[Dataset items]
☆ ☆ ☆
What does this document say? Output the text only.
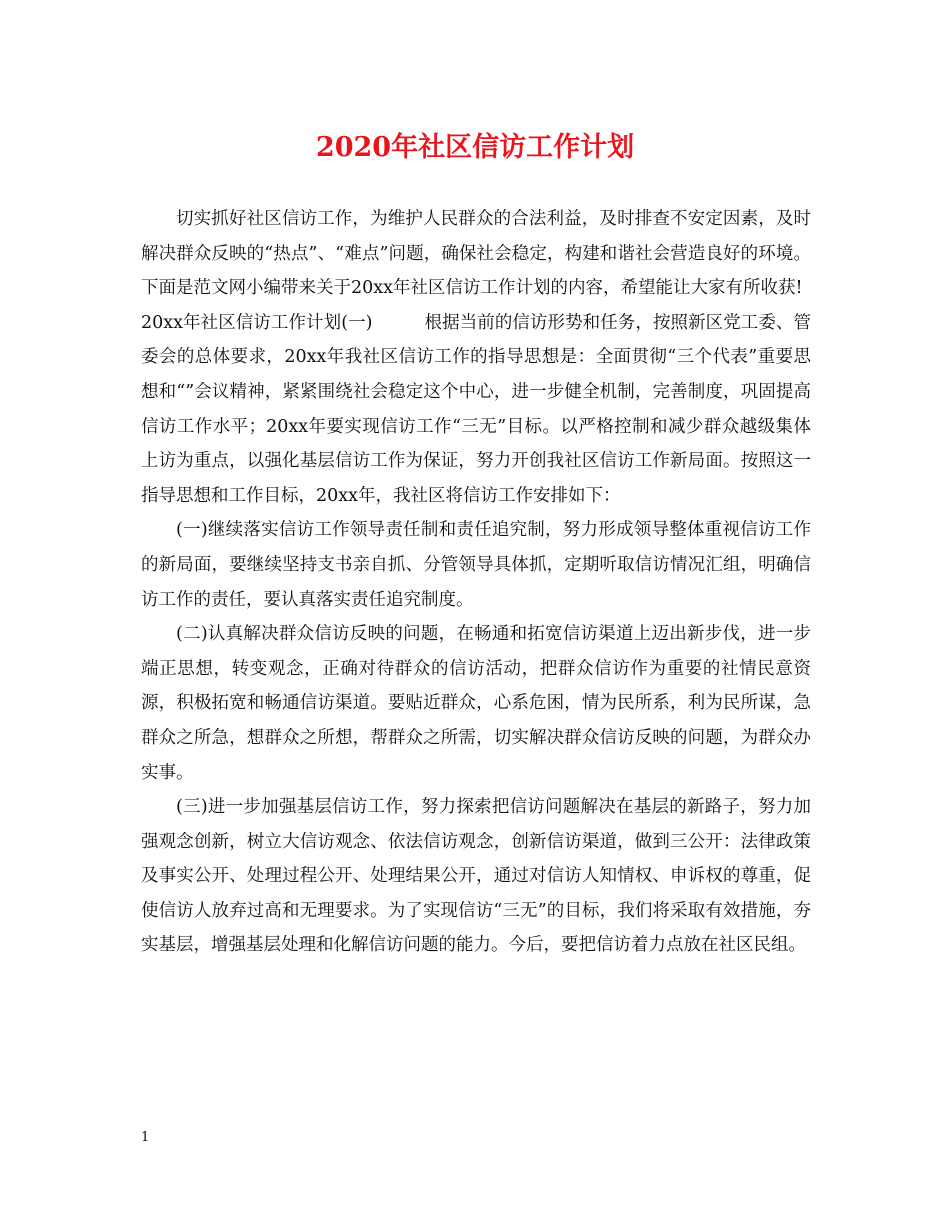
2020年社区信访工作计划

切实抓好社区信访工作，为维护人民群众的合法利益，及时排查不安定因素，及时解决群众反映的“热点”、“难点”问题，确保社会稳定，构建和谐社会营造良好的环境。下面是范文网小编带来关于20xx年社区信访工作计划的内容，希望能让大家有所收获!

20xx年社区信访工作计划(一)	根据当前的信访形势和任务，按照新区党工委、管委会的总体要求，20xx年我社区信访工作的指导思想是：全面贯彻“三个代表”重要思想和“”会议精神，紧紧围绕社会稳定这个中心，进一步健全机制，完善制度，巩固提高信访工作水平；20xx年要实现信访工作“三无”目标。以严格控制和减少群众越级集体上访为重点，以强化基层信访工作为保证，努力开创我社区信访工作新局面。按照这一指导思想和工作目标，20xx年，我社区将信访工作安排如下：

(一)继续落实信访工作领导责任制和责任追究制，努力形成领导整体重视信访工作的新局面，要继续坚持支书亲自抓、分管领导具体抓，定期听取信访情况汇组，明确信访工作的责任，要认真落实责任追究制度。

(二)认真解决群众信访反映的问题，在畅通和拓宽信访渠道上迈出新步伐，进一步端正思想，转变观念，正确对待群众的信访活动，把群众信访作为重要的社情民意资源，积极拓宽和畅通信访渠道。要贴近群众，心系危困，情为民所系，利为民所谋，急群众之所急，想群众之所想，帮群众之所需，切实解决群众信访反映的问题，为群众办实事。

(三)进一步加强基层信访工作，努力探索把信访问题解决在基层的新路子，努力加强观念创新，树立大信访观念、依法信访观念，创新信访渠道，做到三公开：法律政策及事实公开、处理过程公开、处理结果公开，通过对信访人知情权、申诉权的尊重，促使信访人放弃过高和无理要求。为了实现信访“三无”的目标，我们将采取有效措施，夯实基层，增强基层处理和化解信访问题的能力。今后，要把信访着力点放在社区民组。

1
☆ ☆ ☆
With the pictures left out, transcribe the material exactly.

What does this document say? Output the text only.
2020年社区信访工作计划

切实抓好社区信访工作，为维护人民群众的合法利益，及时排查不安定因素，及时解决群众反映的“热点”、“难点”问题，确保社会稳定，构建和谐社会营造良好的环境。下面是范文网小编带来关于20xx年社区信访工作计划的内容，希望能让大家有所收获!

20xx年社区信访工作计划(一)	根据当前的信访形势和任务，按照新区党工委、管委会的总体要求，20xx年我社区信访工作的指导思想是：全面贯彻“三个代表”重要思想和“”会议精神，紧紧围绕社会稳定这个中心，进一步健全机制，完善制度，巩固提高信访工作水平；20xx年要实现信访工作“三无”目标。以严格控制和减少群众越级集体上访为重点，以强化基层信访工作为保证，努力开创我社区信访工作新局面。按照这一指导思想和工作目标，20xx年，我社区将信访工作安排如下：

(一)继续落实信访工作领导责任制和责任追究制，努力形成领导整体重视信访工作的新局面，要继续坚持支书亲自抓、分管领导具体抓，定期听取信访情况汇组，明确信访工作的责任，要认真落实责任追究制度。

(二)认真解决群众信访反映的问题，在畅通和拓宽信访渠道上迈出新步伐，进一步端正思想，转变观念，正确对待群众的信访活动，把群众信访作为重要的社情民意资源，积极拓宽和畅通信访渠道。要贴近群众，心系危困，情为民所系，利为民所谋，急群众之所急，想群众之所想，帮群众之所需，切实解决群众信访反映的问题，为群众办实事。

(三)进一步加强基层信访工作，努力探索把信访问题解决在基层的新路子，努力加强观念创新，树立大信访观念、依法信访观念，创新信访渠道，做到三公开：法律政策及事实公开、处理过程公开、处理结果公开，通过对信访人知情权、申诉权的尊重，促使信访人放弃过高和无理要求。为了实现信访“三无”的目标，我们将采取有效措施，夯实基层，增强基层处理和化解信访问题的能力。今后，要把信访着力点放在社区民组。

1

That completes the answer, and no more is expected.